- TASK GOAL
Copy the listing below verbatim, from its first line through the line that contains "svg-text:20: 20 (183, 512, 200, 529)", including both of those lines.

- PROVIDED DATA
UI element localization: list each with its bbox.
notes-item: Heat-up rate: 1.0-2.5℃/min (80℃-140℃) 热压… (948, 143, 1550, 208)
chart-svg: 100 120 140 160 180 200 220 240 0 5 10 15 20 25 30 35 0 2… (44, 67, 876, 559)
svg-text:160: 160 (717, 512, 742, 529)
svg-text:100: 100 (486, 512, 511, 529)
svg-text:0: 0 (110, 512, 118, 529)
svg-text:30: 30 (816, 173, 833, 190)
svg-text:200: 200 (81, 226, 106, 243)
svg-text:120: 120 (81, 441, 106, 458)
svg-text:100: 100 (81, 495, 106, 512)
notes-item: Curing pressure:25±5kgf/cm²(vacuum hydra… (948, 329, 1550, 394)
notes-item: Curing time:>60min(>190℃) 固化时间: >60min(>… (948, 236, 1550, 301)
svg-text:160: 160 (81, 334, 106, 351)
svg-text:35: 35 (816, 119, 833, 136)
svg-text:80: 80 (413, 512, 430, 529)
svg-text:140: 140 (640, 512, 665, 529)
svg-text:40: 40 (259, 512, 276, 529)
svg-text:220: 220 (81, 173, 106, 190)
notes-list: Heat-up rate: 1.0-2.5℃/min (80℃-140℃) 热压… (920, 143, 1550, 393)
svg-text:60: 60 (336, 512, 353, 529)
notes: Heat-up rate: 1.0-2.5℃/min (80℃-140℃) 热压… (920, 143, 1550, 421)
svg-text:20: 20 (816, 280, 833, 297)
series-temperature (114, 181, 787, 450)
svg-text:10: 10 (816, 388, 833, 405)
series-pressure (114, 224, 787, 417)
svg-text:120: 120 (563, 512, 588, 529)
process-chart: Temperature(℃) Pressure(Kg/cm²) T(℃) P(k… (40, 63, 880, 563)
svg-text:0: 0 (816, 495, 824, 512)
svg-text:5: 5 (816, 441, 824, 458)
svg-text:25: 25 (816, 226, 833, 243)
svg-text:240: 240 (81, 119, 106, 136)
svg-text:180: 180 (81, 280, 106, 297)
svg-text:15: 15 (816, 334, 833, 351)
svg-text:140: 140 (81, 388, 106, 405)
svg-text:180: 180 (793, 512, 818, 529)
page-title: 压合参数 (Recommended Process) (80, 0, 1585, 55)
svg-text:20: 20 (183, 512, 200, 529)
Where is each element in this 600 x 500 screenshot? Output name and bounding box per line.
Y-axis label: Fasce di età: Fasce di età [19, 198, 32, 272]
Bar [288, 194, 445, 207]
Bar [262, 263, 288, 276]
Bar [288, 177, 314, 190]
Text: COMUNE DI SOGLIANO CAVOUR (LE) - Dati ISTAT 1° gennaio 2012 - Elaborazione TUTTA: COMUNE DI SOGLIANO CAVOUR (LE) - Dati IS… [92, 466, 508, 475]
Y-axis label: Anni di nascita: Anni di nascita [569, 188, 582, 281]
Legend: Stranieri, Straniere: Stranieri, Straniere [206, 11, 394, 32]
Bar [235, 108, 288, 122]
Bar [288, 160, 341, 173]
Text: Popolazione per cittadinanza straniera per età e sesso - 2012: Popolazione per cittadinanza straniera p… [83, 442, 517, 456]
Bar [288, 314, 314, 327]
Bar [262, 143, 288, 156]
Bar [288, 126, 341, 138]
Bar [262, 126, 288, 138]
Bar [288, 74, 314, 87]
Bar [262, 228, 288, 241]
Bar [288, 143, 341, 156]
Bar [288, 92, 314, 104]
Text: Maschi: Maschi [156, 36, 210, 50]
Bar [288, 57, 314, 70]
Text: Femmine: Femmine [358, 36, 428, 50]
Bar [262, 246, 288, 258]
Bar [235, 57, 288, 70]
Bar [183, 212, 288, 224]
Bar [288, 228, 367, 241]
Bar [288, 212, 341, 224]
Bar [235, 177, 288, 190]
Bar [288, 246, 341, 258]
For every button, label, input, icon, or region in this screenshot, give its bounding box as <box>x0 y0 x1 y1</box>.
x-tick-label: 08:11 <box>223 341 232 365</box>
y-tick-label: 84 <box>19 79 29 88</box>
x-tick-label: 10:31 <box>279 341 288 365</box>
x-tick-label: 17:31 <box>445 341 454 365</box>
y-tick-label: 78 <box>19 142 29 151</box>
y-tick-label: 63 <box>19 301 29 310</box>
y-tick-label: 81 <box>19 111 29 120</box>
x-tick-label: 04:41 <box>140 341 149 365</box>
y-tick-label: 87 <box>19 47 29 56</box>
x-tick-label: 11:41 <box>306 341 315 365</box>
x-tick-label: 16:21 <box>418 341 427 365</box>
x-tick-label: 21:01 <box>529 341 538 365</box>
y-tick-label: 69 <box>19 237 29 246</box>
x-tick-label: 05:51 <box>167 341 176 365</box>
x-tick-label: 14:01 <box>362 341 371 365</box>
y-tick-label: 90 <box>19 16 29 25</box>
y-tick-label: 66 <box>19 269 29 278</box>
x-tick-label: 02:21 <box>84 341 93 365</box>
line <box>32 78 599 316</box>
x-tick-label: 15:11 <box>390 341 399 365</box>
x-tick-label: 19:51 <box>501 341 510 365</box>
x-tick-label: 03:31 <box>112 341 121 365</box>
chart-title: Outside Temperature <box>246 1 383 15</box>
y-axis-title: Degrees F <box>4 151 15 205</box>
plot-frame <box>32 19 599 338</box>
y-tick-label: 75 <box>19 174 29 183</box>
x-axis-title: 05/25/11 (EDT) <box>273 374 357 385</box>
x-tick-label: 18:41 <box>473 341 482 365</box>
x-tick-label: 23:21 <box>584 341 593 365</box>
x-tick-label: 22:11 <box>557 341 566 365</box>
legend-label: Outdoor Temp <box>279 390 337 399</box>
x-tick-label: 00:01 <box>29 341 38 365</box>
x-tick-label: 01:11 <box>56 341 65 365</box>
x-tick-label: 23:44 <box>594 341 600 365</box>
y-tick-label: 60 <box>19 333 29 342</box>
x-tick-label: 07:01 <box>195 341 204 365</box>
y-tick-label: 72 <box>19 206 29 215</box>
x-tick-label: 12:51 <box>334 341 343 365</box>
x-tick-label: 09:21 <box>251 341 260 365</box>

- ANSWER TO THE TASK
UI element localization: list each with its bbox.
notes-item: Heat-up rate: 1.0-2.5℃/min (80℃-140℃) 热压… (948, 143, 1550, 208)
chart-svg: 100 120 140 160 180 200 220 240 0 5 10 15 20 25 30 35 0 2… (44, 67, 876, 559)
svg-text:160: 160 (717, 512, 742, 529)
svg-text:100: 100 (486, 512, 511, 529)
svg-text:0: 0 (110, 512, 118, 529)
svg-text:30: 30 (816, 173, 833, 190)
svg-text:200: 200 (81, 226, 106, 243)
svg-text:120: 120 (81, 441, 106, 458)
svg-text:100: 100 (81, 495, 106, 512)
notes-item: Curing pressure:25±5kgf/cm²(vacuum hydra… (948, 329, 1550, 394)
notes-item: Curing time:>60min(>190℃) 固化时间: >60min(>… (948, 236, 1550, 301)
svg-text:160: 160 (81, 334, 106, 351)
svg-text:35: 35 (816, 119, 833, 136)
svg-text:80: 80 (413, 512, 430, 529)
svg-text:140: 140 (640, 512, 665, 529)
svg-text:40: 40 (259, 512, 276, 529)
svg-text:220: 220 (81, 173, 106, 190)
notes-list: Heat-up rate: 1.0-2.5℃/min (80℃-140℃) 热压… (920, 143, 1550, 393)
svg-text:60: 60 (336, 512, 353, 529)
notes: Heat-up rate: 1.0-2.5℃/min (80℃-140℃) 热压… (920, 143, 1550, 421)
svg-text:20: 20 (816, 280, 833, 297)
series-temperature (114, 181, 787, 450)
svg-text:10: 10 (816, 388, 833, 405)
series-pressure (114, 224, 787, 417)
svg-text:120: 120 (563, 512, 588, 529)
process-chart: Temperature(℃) Pressure(Kg/cm²) T(℃) P(k… (40, 63, 880, 563)
svg-text:0: 0 (816, 495, 824, 512)
svg-text:5: 5 (816, 441, 824, 458)
svg-text:25: 25 (816, 226, 833, 243)
svg-text:240: 240 (81, 119, 106, 136)
svg-text:180: 180 (81, 280, 106, 297)
svg-text:15: 15 (816, 334, 833, 351)
svg-text:140: 140 (81, 388, 106, 405)
svg-text:180: 180 (793, 512, 818, 529)
page-title: 压合参数 (Recommended Process) (80, 0, 1585, 55)
svg-text:20: 20 (183, 512, 200, 529)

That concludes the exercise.